▶ _Given request_: Search the records that follow and extract every line containing the string "Exit".

***

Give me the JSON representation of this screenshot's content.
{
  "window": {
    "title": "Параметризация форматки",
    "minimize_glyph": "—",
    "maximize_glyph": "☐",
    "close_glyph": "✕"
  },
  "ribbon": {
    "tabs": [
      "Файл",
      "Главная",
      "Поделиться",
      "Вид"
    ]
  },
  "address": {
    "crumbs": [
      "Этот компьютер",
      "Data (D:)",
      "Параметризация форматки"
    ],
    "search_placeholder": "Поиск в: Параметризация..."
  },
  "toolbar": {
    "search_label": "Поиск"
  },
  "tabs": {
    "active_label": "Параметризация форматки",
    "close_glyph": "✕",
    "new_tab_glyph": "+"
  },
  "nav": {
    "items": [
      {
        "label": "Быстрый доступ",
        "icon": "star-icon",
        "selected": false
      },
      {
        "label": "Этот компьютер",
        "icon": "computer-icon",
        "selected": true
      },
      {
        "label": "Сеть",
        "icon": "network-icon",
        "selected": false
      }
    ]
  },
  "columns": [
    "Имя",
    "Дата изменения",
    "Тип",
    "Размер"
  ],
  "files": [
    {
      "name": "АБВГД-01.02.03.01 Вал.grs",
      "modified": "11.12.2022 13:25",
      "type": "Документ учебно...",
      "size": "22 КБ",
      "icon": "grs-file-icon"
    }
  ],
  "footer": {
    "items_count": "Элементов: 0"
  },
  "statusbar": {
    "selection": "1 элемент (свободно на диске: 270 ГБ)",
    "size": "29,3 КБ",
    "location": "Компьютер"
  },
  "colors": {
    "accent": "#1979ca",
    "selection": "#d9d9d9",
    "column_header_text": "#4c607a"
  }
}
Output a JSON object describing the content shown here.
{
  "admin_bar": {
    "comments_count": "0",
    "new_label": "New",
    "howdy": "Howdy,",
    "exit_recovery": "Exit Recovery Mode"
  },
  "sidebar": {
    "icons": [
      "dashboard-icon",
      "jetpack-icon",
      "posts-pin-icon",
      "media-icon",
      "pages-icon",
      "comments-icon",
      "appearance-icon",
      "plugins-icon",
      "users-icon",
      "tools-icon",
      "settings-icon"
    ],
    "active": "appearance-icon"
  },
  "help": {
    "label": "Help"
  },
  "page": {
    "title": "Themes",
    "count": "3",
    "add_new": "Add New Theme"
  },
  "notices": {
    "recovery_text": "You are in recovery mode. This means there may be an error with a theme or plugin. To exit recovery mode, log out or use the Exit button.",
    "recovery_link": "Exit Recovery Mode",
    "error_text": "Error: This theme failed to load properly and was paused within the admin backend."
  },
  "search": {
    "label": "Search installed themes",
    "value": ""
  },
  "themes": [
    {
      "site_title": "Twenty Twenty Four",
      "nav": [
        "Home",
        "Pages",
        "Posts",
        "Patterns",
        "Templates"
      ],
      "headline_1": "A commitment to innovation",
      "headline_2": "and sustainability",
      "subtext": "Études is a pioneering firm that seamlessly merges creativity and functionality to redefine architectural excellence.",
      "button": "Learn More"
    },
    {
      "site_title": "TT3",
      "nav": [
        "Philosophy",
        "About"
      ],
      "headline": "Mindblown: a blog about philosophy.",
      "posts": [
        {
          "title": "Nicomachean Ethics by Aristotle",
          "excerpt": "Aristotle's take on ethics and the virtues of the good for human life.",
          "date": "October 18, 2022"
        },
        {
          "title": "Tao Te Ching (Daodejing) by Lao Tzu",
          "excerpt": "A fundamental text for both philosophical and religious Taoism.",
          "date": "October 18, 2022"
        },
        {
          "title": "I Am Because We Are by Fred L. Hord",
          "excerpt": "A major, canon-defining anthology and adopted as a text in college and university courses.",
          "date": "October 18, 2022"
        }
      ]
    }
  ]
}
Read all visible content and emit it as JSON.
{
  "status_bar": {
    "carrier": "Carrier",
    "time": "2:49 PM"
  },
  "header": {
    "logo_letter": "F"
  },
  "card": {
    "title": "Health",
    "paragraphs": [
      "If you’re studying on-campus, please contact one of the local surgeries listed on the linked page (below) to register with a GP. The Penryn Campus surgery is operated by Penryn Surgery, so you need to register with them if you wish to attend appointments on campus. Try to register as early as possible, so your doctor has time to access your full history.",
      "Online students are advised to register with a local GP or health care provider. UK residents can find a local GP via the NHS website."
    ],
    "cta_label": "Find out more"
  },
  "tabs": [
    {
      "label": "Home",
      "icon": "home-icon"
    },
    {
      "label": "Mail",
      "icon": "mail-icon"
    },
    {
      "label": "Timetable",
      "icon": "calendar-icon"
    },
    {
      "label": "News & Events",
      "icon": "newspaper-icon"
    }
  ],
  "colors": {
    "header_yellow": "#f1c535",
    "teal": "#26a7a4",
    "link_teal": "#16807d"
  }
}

***

▶ _Task result_:
    "exit_recovery": "Exit Recovery Mode"
    "recovery_text": "You are in recovery mode. This means there may be an error with a theme or plugin. To exit recovery mode, log out or use the Exit button.",
    "recovery_link": "Exit Recovery Mode",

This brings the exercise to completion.